SET PROBLEM – Retype all of the listing exactly, passing over any picture you find.

Saved entries
----------

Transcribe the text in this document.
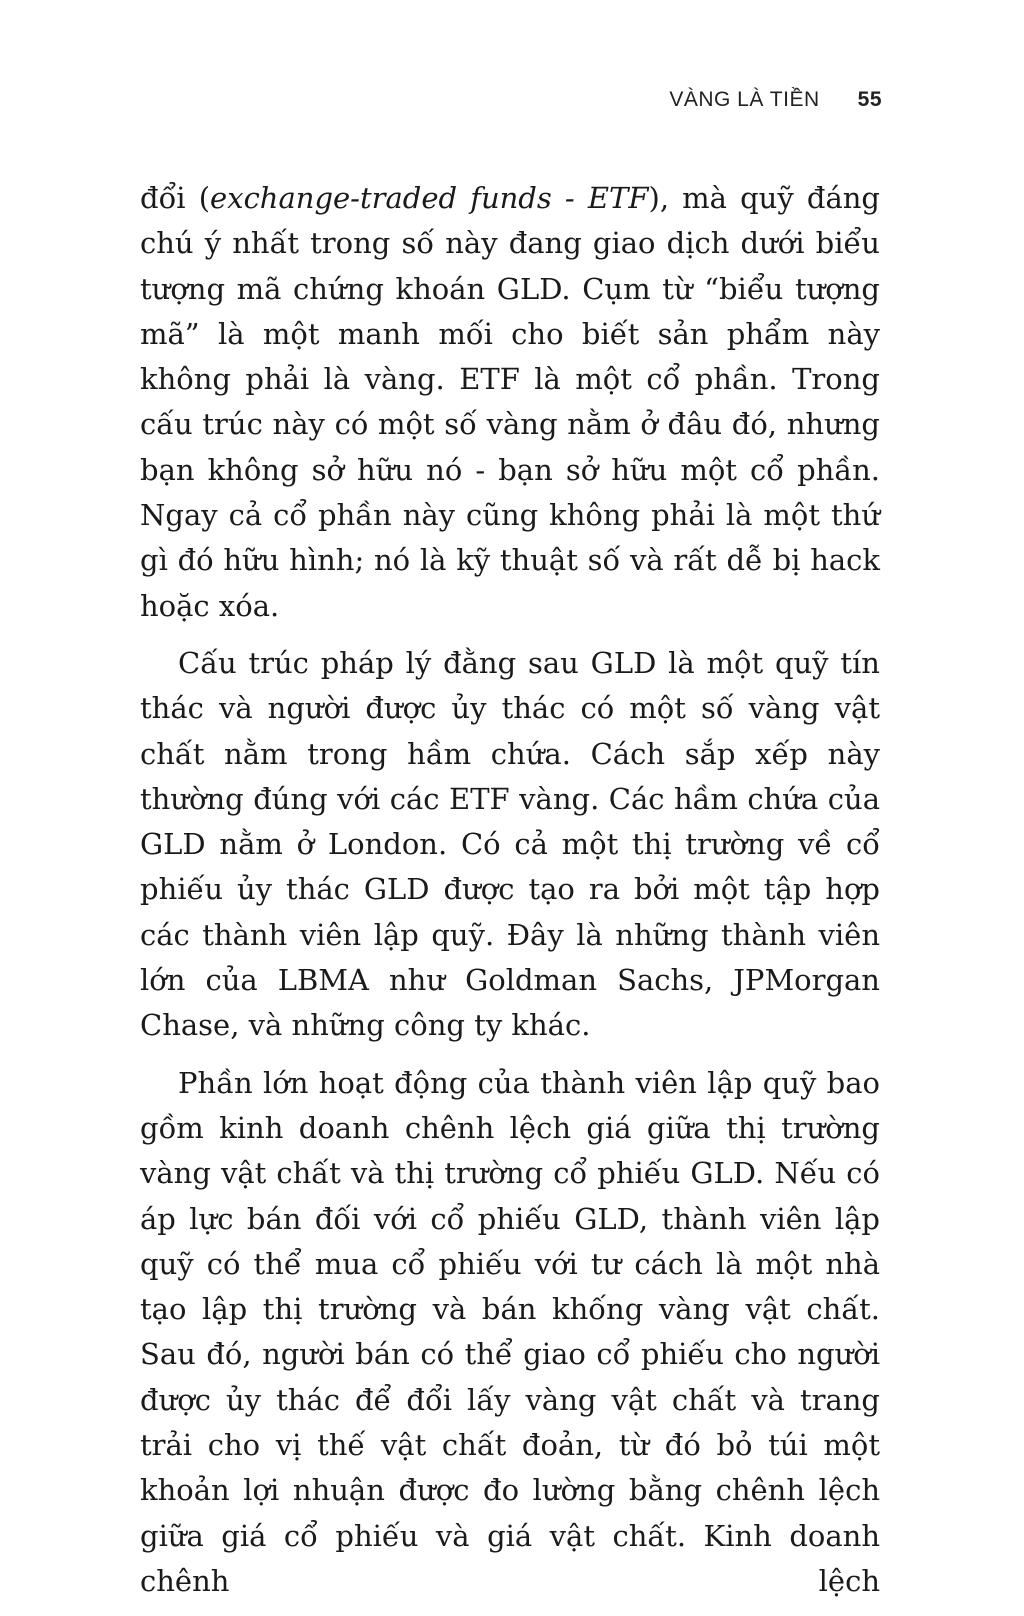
VÀNG LÀ TIỀN 55

đổi (exchange-traded funds - ETF), mà quỹ đáng chú ý nhất trong số này đang giao dịch dưới biểu tượng mã chứng khoán GLD. Cụm từ “biểu tượng mã” là một manh mối cho biết sản phẩm này không phải là vàng. ETF là một cổ phần. Trong cấu trúc này có một số vàng nằm ở đâu đó, nhưng bạn không sở hữu nó - bạn sở hữu một cổ phần. Ngay cả cổ phần này cũng không phải là một thứ gì đó hữu hình; nó là kỹ thuật số và rất dễ bị hack hoặc xóa.

Cấu trúc pháp lý đằng sau GLD là một quỹ tín thác và người được ủy thác có một số vàng vật chất nằm trong hầm chứa. Cách sắp xếp này thường đúng với các ETF vàng. Các hầm chứa của GLD nằm ở London. Có cả một thị trường về cổ phiếu ủy thác GLD được tạo ra bởi một tập hợp các thành viên lập quỹ. Đây là những thành viên lớn của LBMA như Goldman Sachs, JPMorgan Chase, và những công ty khác.

Phần lớn hoạt động của thành viên lập quỹ bao gồm kinh doanh chênh lệch giá giữa thị trường vàng vật chất và thị trường cổ phiếu GLD. Nếu có áp lực bán đối với cổ phiếu GLD, thành viên lập quỹ có thể mua cổ phiếu với tư cách là một nhà tạo lập thị trường và bán khống vàng vật chất. Sau đó, người bán có thể giao cổ phiếu cho người được ủy thác để đổi lấy vàng vật chất và trang trải cho vị thế vật chất đoản, từ đó bỏ túi một khoản lợi nhuận được đo lường bằng chênh lệch giữa giá cổ phiếu và giá vật chất. Kinh doanh chênh lệch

----------

TASK RESPONSE –
Transcribe the text in this document.
VÀNG LÀ TIỀN 55

đổi (exchange-traded funds - ETF), mà quỹ đáng chú ý nhất trong số này đang giao dịch dưới biểu tượng mã chứng khoán GLD. Cụm từ “biểu tượng mã” là một manh mối cho biết sản phẩm này không phải là vàng. ETF là một cổ phần. Trong cấu trúc này có một số vàng nằm ở đâu đó, nhưng bạn không sở hữu nó - bạn sở hữu một cổ phần. Ngay cả cổ phần này cũng không phải là một thứ gì đó hữu hình; nó là kỹ thuật số và rất dễ bị hack hoặc xóa.

Cấu trúc pháp lý đằng sau GLD là một quỹ tín thác và người được ủy thác có một số vàng vật chất nằm trong hầm chứa. Cách sắp xếp này thường đúng với các ETF vàng. Các hầm chứa của GLD nằm ở London. Có cả một thị trường về cổ phiếu ủy thác GLD được tạo ra bởi một tập hợp các thành viên lập quỹ. Đây là những thành viên lớn của LBMA như Goldman Sachs, JPMorgan Chase, và những công ty khác.

Phần lớn hoạt động của thành viên lập quỹ bao gồm kinh doanh chênh lệch giá giữa thị trường vàng vật chất và thị trường cổ phiếu GLD. Nếu có áp lực bán đối với cổ phiếu GLD, thành viên lập quỹ có thể mua cổ phiếu với tư cách là một nhà tạo lập thị trường và bán khống vàng vật chất. Sau đó, người bán có thể giao cổ phiếu cho người được ủy thác để đổi lấy vàng vật chất và trang trải cho vị thế vật chất đoản, từ đó bỏ túi một khoản lợi nhuận được đo lường bằng chênh lệch giữa giá cổ phiếu và giá vật chất. Kinh doanh chênh lệch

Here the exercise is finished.